Send back the entries below exactly as they appear.
==========
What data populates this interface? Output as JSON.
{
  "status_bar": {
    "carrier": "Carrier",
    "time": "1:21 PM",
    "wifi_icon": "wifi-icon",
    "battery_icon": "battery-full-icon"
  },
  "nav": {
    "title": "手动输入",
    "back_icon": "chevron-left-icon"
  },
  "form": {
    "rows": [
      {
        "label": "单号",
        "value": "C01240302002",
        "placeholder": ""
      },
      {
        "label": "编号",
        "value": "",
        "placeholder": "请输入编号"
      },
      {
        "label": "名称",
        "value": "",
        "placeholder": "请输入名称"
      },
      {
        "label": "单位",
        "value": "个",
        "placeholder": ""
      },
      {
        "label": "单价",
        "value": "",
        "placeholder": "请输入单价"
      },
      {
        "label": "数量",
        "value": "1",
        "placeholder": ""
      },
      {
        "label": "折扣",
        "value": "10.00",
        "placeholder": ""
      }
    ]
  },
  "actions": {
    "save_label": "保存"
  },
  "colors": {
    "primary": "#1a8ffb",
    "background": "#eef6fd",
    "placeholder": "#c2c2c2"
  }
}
==========
CORRECT RESPONSE —
What data populates this interface? Output as JSON.
{
  "status_bar": {
    "carrier": "Carrier",
    "time": "1:21 PM",
    "wifi_icon": "wifi-icon",
    "battery_icon": "battery-full-icon"
  },
  "nav": {
    "title": "手动输入",
    "back_icon": "chevron-left-icon"
  },
  "form": {
    "rows": [
      {
        "label": "单号",
        "value": "C01240302002",
        "placeholder": ""
      },
      {
        "label": "编号",
        "value": "",
        "placeholder": "请输入编号"
      },
      {
        "label": "名称",
        "value": "",
        "placeholder": "请输入名称"
      },
      {
        "label": "单位",
        "value": "个",
        "placeholder": ""
      },
      {
        "label": "单价",
        "value": "",
        "placeholder": "请输入单价"
      },
      {
        "label": "数量",
        "value": "1",
        "placeholder": ""
      },
      {
        "label": "折扣",
        "value": "10.00",
        "placeholder": ""
      }
    ]
  },
  "actions": {
    "save_label": "保存"
  },
  "colors": {
    "primary": "#1a8ffb",
    "background": "#eef6fd",
    "placeholder": "#c2c2c2"
  }
}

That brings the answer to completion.